● **ENTRIES PROVIDED**
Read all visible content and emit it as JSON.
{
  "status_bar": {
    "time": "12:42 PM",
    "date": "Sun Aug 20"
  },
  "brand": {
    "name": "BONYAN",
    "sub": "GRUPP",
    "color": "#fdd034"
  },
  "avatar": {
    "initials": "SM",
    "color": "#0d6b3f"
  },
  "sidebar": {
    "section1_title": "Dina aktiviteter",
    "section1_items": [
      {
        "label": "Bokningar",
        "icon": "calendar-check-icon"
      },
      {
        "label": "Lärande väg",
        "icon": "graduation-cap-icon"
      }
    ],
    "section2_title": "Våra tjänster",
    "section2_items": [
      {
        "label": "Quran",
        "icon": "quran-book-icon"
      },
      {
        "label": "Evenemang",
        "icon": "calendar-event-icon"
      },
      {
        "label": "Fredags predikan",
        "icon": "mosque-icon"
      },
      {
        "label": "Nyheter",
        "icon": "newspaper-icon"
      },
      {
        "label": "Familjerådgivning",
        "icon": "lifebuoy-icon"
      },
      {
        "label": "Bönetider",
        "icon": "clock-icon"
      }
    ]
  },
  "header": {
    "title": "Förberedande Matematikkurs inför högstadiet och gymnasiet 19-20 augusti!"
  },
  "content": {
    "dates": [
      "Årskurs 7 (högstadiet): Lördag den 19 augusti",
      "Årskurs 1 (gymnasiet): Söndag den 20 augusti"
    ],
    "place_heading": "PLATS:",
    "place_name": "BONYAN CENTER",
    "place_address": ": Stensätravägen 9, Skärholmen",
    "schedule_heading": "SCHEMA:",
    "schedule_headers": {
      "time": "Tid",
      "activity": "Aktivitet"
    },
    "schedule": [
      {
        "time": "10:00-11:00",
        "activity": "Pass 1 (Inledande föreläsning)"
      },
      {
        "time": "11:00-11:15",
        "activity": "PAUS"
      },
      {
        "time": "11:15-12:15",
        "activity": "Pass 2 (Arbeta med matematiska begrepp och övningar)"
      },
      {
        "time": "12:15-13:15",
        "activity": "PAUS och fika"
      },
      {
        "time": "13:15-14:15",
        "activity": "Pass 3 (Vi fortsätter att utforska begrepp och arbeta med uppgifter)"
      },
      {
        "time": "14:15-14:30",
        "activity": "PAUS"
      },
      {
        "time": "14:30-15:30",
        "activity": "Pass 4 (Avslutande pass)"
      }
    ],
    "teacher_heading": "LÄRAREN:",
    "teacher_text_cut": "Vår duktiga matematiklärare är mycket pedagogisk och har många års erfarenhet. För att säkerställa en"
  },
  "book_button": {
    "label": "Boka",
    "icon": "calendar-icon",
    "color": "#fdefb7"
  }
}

● **WHAT IS EXPECTED**
Transcribe each entry exactly.

● **SOLUTION BELOW**
Read all visible content and emit it as JSON.
{
  "status_bar": {
    "time": "12:42 PM",
    "date": "Sun Aug 20"
  },
  "brand": {
    "name": "BONYAN",
    "sub": "GRUPP",
    "color": "#fdd034"
  },
  "avatar": {
    "initials": "SM",
    "color": "#0d6b3f"
  },
  "sidebar": {
    "section1_title": "Dina aktiviteter",
    "section1_items": [
      {
        "label": "Bokningar",
        "icon": "calendar-check-icon"
      },
      {
        "label": "Lärande väg",
        "icon": "graduation-cap-icon"
      }
    ],
    "section2_title": "Våra tjänster",
    "section2_items": [
      {
        "label": "Quran",
        "icon": "quran-book-icon"
      },
      {
        "label": "Evenemang",
        "icon": "calendar-event-icon"
      },
      {
        "label": "Fredags predikan",
        "icon": "mosque-icon"
      },
      {
        "label": "Nyheter",
        "icon": "newspaper-icon"
      },
      {
        "label": "Familjerådgivning",
        "icon": "lifebuoy-icon"
      },
      {
        "label": "Bönetider",
        "icon": "clock-icon"
      }
    ]
  },
  "header": {
    "title": "Förberedande Matematikkurs inför högstadiet och gymnasiet 19-20 augusti!"
  },
  "content": {
    "dates": [
      "Årskurs 7 (högstadiet): Lördag den 19 augusti",
      "Årskurs 1 (gymnasiet): Söndag den 20 augusti"
    ],
    "place_heading": "PLATS:",
    "place_name": "BONYAN CENTER",
    "place_address": ": Stensätravägen 9, Skärholmen",
    "schedule_heading": "SCHEMA:",
    "schedule_headers": {
      "time": "Tid",
      "activity": "Aktivitet"
    },
    "schedule": [
      {
        "time": "10:00-11:00",
        "activity": "Pass 1 (Inledande föreläsning)"
      },
      {
        "time": "11:00-11:15",
        "activity": "PAUS"
      },
      {
        "time": "11:15-12:15",
        "activity": "Pass 2 (Arbeta med matematiska begrepp och övningar)"
      },
      {
        "time": "12:15-13:15",
        "activity": "PAUS och fika"
      },
      {
        "time": "13:15-14:15",
        "activity": "Pass 3 (Vi fortsätter att utforska begrepp och arbeta med uppgifter)"
      },
      {
        "time": "14:15-14:30",
        "activity": "PAUS"
      },
      {
        "time": "14:30-15:30",
        "activity": "Pass 4 (Avslutande pass)"
      }
    ],
    "teacher_heading": "LÄRAREN:",
    "teacher_text_cut": "Vår duktiga matematiklärare är mycket pedagogisk och har många års erfarenhet. För att säkerställa en"
  },
  "book_button": {
    "label": "Boka",
    "icon": "calendar-icon",
    "color": "#fdefb7"
  }
}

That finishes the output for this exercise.